WHAT THIS TASK INVOLVES :: Word for word, restate every line of the listing that follows.

━━━━━ RECORD EXCERPTS

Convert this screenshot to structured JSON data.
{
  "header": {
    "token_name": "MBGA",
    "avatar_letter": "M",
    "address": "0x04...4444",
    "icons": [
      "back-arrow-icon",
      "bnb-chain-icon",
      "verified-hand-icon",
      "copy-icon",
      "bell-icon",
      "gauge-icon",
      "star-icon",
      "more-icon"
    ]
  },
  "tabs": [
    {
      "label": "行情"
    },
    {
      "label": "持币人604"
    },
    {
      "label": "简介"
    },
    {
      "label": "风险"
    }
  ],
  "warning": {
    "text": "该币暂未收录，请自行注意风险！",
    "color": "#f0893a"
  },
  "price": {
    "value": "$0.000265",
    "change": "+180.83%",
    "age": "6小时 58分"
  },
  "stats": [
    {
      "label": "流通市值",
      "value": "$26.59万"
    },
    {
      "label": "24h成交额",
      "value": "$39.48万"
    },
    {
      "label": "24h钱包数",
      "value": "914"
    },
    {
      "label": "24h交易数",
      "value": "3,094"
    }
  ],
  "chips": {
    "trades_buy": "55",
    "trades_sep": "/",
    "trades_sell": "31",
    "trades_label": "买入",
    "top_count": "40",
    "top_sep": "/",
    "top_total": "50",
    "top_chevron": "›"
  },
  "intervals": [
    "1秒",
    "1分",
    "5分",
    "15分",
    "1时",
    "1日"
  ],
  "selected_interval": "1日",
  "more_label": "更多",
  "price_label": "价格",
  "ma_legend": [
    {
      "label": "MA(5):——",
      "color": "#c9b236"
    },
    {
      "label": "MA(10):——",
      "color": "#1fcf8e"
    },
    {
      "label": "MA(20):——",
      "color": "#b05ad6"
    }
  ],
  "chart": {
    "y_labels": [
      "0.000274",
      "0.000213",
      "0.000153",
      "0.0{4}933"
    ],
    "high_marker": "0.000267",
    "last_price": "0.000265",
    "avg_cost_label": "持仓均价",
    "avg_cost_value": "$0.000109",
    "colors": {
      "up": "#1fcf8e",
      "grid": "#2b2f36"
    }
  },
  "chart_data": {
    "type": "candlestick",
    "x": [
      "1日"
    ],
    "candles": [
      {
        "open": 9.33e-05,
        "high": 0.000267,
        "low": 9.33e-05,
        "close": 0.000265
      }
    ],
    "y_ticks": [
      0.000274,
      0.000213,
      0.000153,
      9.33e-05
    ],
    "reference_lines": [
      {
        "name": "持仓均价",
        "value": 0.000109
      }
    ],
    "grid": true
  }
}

━━━━━━━━━━

IN RESPONSE ::
Convert this screenshot to structured JSON data.
{
  "header": {
    "token_name": "MBGA",
    "avatar_letter": "M",
    "address": "0x04...4444",
    "icons": [
      "back-arrow-icon",
      "bnb-chain-icon",
      "verified-hand-icon",
      "copy-icon",
      "bell-icon",
      "gauge-icon",
      "star-icon",
      "more-icon"
    ]
  },
  "tabs": [
    {
      "label": "行情"
    },
    {
      "label": "持币人604"
    },
    {
      "label": "简介"
    },
    {
      "label": "风险"
    }
  ],
  "warning": {
    "text": "该币暂未收录，请自行注意风险！",
    "color": "#f0893a"
  },
  "price": {
    "value": "$0.000265",
    "change": "+180.83%",
    "age": "6小时 58分"
  },
  "stats": [
    {
      "label": "流通市值",
      "value": "$26.59万"
    },
    {
      "label": "24h成交额",
      "value": "$39.48万"
    },
    {
      "label": "24h钱包数",
      "value": "914"
    },
    {
      "label": "24h交易数",
      "value": "3,094"
    }
  ],
  "chips": {
    "trades_buy": "55",
    "trades_sep": "/",
    "trades_sell": "31",
    "trades_label": "买入",
    "top_count": "40",
    "top_sep": "/",
    "top_total": "50",
    "top_chevron": "›"
  },
  "intervals": [
    "1秒",
    "1分",
    "5分",
    "15分",
    "1时",
    "1日"
  ],
  "selected_interval": "1日",
  "more_label": "更多",
  "price_label": "价格",
  "ma_legend": [
    {
      "label": "MA(5):——",
      "color": "#c9b236"
    },
    {
      "label": "MA(10):——",
      "color": "#1fcf8e"
    },
    {
      "label": "MA(20):——",
      "color": "#b05ad6"
    }
  ],
  "chart": {
    "y_labels": [
      "0.000274",
      "0.000213",
      "0.000153",
      "0.0{4}933"
    ],
    "high_marker": "0.000267",
    "last_price": "0.000265",
    "avg_cost_label": "持仓均价",
    "avg_cost_value": "$0.000109",
    "colors": {
      "up": "#1fcf8e",
      "grid": "#2b2f36"
    }
  },
  "chart_data": {
    "type": "candlestick",
    "x": [
      "1日"
    ],
    "candles": [
      {
        "open": 9.33e-05,
        "high": 0.000267,
        "low": 9.33e-05,
        "close": 0.000265
      }
    ],
    "y_ticks": [
      0.000274,
      0.000213,
      0.000153,
      9.33e-05
    ],
    "reference_lines": [
      {
        "name": "持仓均价",
        "value": 0.000109
      }
    ],
    "grid": true
  }
}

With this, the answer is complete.